- [What is required]: Work through the data and report how many lines include the string "population", giving the number alone.
======== Provided data
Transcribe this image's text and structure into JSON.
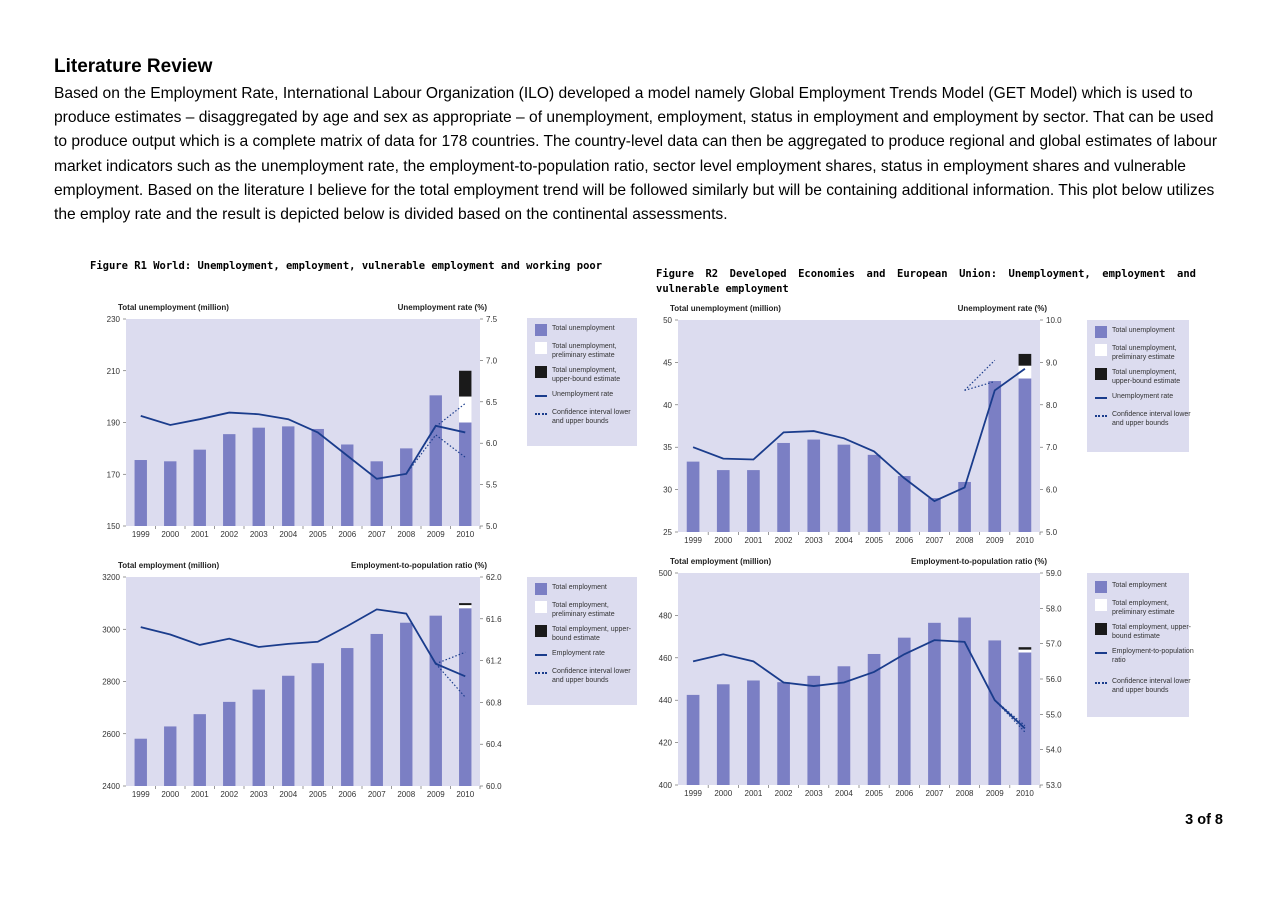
{
  "section_heading": "Literature Review",
  "paragraph": "Based on the Employment Rate, International Labour Organization (ILO) developed a model namely Global Employment Trends Model (GET Model) which is used to produce estimates – disaggregated by age and sex as appropriate – of unemployment, employment, status in employment and employment by sector. That can be used to produce output which is a complete matrix of data for 178 countries. The country-level data can then be aggregated to produce regional and global estimates of labour market indicators such as the unemployment rate, the employment-to-population ratio, sector level employment shares, status in employment shares and vulnerable employment. Based on the literature I believe for the total employment trend will be followed similarly but will be containing additional information. This plot below utilizes the employ rate and the result is depicted below is divided based on the continental assessments.",
  "figure_r1_title": "Figure R1 World: Unemployment, employment, vulnerable employment and working poor",
  "figure_r2_title": "Figure R2 Developed Economies and European Union: Unemployment, employment and vulnerable employment",
  "page_number": "3 of 8",
  "colors": {
    "bar": "#7b7fc4",
    "line": "#1a3c8c",
    "panel_bg": "#dcdcef",
    "upper_bound": "#1a1a1a"
  },
  "chart_data": [
    {
      "id": "r1-top",
      "type": "bar",
      "left_axis_title": "Total unemployment (million)",
      "right_axis_title": "Unemployment rate (%)",
      "categories": [
        "1999",
        "2000",
        "2001",
        "2002",
        "2003",
        "2004",
        "2005",
        "2006",
        "2007",
        "2008",
        "2009",
        "2010"
      ],
      "ylim": [
        150,
        230
      ],
      "yticks": [
        150,
        170,
        190,
        210,
        230
      ],
      "y2lim": [
        5.0,
        7.5
      ],
      "y2ticks": [
        "5.0",
        "5.5",
        "6.0",
        "6.5",
        "7.0",
        "7.5"
      ],
      "series": [
        {
          "name": "Total unemployment",
          "kind": "bar",
          "values": [
            175.5,
            175,
            179.5,
            185.5,
            188,
            188.5,
            187.5,
            181.5,
            175,
            180,
            200.5,
            190
          ]
        },
        {
          "name": "Total unemployment, preliminary estimate",
          "kind": "bar-white",
          "values": [
            null,
            null,
            null,
            null,
            null,
            null,
            null,
            null,
            null,
            null,
            null,
            200
          ]
        },
        {
          "name": "Total unemployment, upper-bound estimate",
          "kind": "bar-black",
          "values": [
            null,
            null,
            null,
            null,
            null,
            null,
            null,
            null,
            null,
            null,
            null,
            210
          ]
        },
        {
          "name": "Unemployment rate",
          "kind": "line",
          "axis": "right",
          "values": [
            6.33,
            6.22,
            6.29,
            6.37,
            6.35,
            6.29,
            6.13,
            5.85,
            5.57,
            5.63,
            6.21,
            6.13
          ]
        },
        {
          "name": "Confidence interval lower and upper bounds",
          "kind": "ci",
          "axis": "right",
          "from_index": 9,
          "start": 5.63,
          "upper": [
            6.2,
            6.48
          ],
          "lower": [
            6.1,
            5.83
          ]
        }
      ],
      "legend": [
        "Total unemployment",
        "Total unemployment, preliminary estimate",
        "Total unemployment, upper-bound estimate",
        "Unemployment rate",
        "Confidence interval lower and upper bounds"
      ]
    },
    {
      "id": "r1-bottom",
      "type": "bar",
      "left_axis_title": "Total employment (million)",
      "right_axis_title": "Employment-to-population ratio (%)",
      "categories": [
        "1999",
        "2000",
        "2001",
        "2002",
        "2003",
        "2004",
        "2005",
        "2006",
        "2007",
        "2008",
        "2009",
        "2010"
      ],
      "ylim": [
        2400,
        3200
      ],
      "yticks": [
        2400,
        2600,
        2800,
        3000,
        3200
      ],
      "y2lim": [
        60.0,
        62.0
      ],
      "y2ticks": [
        "60.0",
        "60.4",
        "60.8",
        "61.2",
        "61.6",
        "62.0"
      ],
      "series": [
        {
          "name": "Total employment",
          "kind": "bar",
          "values": [
            2581,
            2628,
            2675,
            2722,
            2769,
            2822,
            2870,
            2928,
            2982,
            3025,
            3052,
            3080
          ]
        },
        {
          "name": "Total employment, preliminary estimate",
          "kind": "bar-white",
          "values": [
            null,
            null,
            null,
            null,
            null,
            null,
            null,
            null,
            null,
            null,
            null,
            3092
          ]
        },
        {
          "name": "Total employment, upper-bound estimate",
          "kind": "bar-black",
          "values": [
            null,
            null,
            null,
            null,
            null,
            null,
            null,
            null,
            null,
            null,
            null,
            3100
          ]
        },
        {
          "name": "Employment rate",
          "kind": "line",
          "axis": "right",
          "values": [
            61.52,
            61.45,
            61.35,
            61.41,
            61.33,
            61.36,
            61.38,
            61.53,
            61.69,
            61.65,
            61.17,
            61.05
          ]
        },
        {
          "name": "Confidence interval lower and upper bounds",
          "kind": "ci",
          "axis": "right",
          "from_index": 10,
          "start": 61.17,
          "upper": [
            61.28
          ],
          "lower": [
            60.85
          ]
        }
      ],
      "legend": [
        "Total employment",
        "Total employment, preliminary estimate",
        "Total employment, upper-bound estimate",
        "Employment rate",
        "Confidence interval lower and upper bounds"
      ]
    },
    {
      "id": "r2-top",
      "type": "bar",
      "left_axis_title": "Total unemployment (million)",
      "right_axis_title": "Unemployment rate (%)",
      "categories": [
        "1999",
        "2000",
        "2001",
        "2002",
        "2003",
        "2004",
        "2005",
        "2006",
        "2007",
        "2008",
        "2009",
        "2010"
      ],
      "ylim": [
        25,
        50
      ],
      "yticks": [
        25,
        30,
        35,
        40,
        45,
        50
      ],
      "y2lim": [
        5.0,
        10.0
      ],
      "y2ticks": [
        "5.0",
        "6.0",
        "7.0",
        "8.0",
        "9.0",
        "10.0"
      ],
      "series": [
        {
          "name": "Total unemployment",
          "kind": "bar",
          "values": [
            33.3,
            32.3,
            32.3,
            35.5,
            35.9,
            35.3,
            34.1,
            31.6,
            29.0,
            30.9,
            42.8,
            43.1
          ]
        },
        {
          "name": "Total unemployment, preliminary estimate",
          "kind": "bar-white",
          "values": [
            null,
            null,
            null,
            null,
            null,
            null,
            null,
            null,
            null,
            null,
            null,
            44.6
          ]
        },
        {
          "name": "Total unemployment, upper-bound estimate",
          "kind": "bar-black",
          "values": [
            null,
            null,
            null,
            null,
            null,
            null,
            null,
            null,
            null,
            null,
            null,
            46.0
          ]
        },
        {
          "name": "Unemployment rate",
          "kind": "line",
          "axis": "right",
          "values": [
            7.0,
            6.73,
            6.71,
            7.35,
            7.38,
            7.21,
            6.9,
            6.27,
            5.73,
            6.05,
            8.34,
            8.85
          ]
        },
        {
          "name": "Confidence interval lower and upper bounds",
          "kind": "ci",
          "axis": "right",
          "from_index": 9,
          "start": 8.34,
          "upper": [
            9.05
          ],
          "lower": [
            8.55
          ]
        }
      ],
      "legend": [
        "Total unemployment",
        "Total unemployment, preliminary estimate",
        "Total unemployment, upper-bound estimate",
        "Unemployment rate",
        "Confidence interval lower and upper bounds"
      ]
    },
    {
      "id": "r2-bottom",
      "type": "bar",
      "left_axis_title": "Total employment (million)",
      "right_axis_title": "Employment-to-population ratio (%)",
      "categories": [
        "1999",
        "2000",
        "2001",
        "2002",
        "2003",
        "2004",
        "2005",
        "2006",
        "2007",
        "2008",
        "2009",
        "2010"
      ],
      "ylim": [
        400,
        500
      ],
      "yticks": [
        400,
        420,
        440,
        460,
        480,
        500
      ],
      "y2lim": [
        53.0,
        59.0
      ],
      "y2ticks": [
        "53.0",
        "54.0",
        "55.0",
        "56.0",
        "57.0",
        "58.0",
        "59.0"
      ],
      "series": [
        {
          "name": "Total employment",
          "kind": "bar",
          "values": [
            442.5,
            447.5,
            449.3,
            448.5,
            451.5,
            456,
            461.8,
            469.5,
            476.5,
            479,
            468.2,
            462.5
          ]
        },
        {
          "name": "Total employment, preliminary estimate",
          "kind": "bar-white",
          "values": [
            null,
            null,
            null,
            null,
            null,
            null,
            null,
            null,
            null,
            null,
            null,
            463.8
          ]
        },
        {
          "name": "Total employment, upper-bound estimate",
          "kind": "bar-black",
          "values": [
            null,
            null,
            null,
            null,
            null,
            null,
            null,
            null,
            null,
            null,
            null,
            465
          ]
        },
        {
          "name": "Employment-to-population ratio",
          "kind": "line",
          "axis": "right",
          "values": [
            56.5,
            56.7,
            56.5,
            55.9,
            55.8,
            55.9,
            56.2,
            56.7,
            57.1,
            57.05,
            55.4,
            54.6
          ]
        },
        {
          "name": "Confidence interval lower and upper bounds",
          "kind": "ci",
          "axis": "right",
          "from_index": 10,
          "start": 55.4,
          "upper": [
            54.68
          ],
          "lower": [
            54.5
          ]
        }
      ],
      "legend": [
        "Total employment",
        "Total employment, preliminary estimate",
        "Total employment, upper-bound estimate",
        "Employment-to-population ratio",
        "Confidence interval lower and upper bounds"
      ]
    }
  ]
}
================
- [Answer]: 5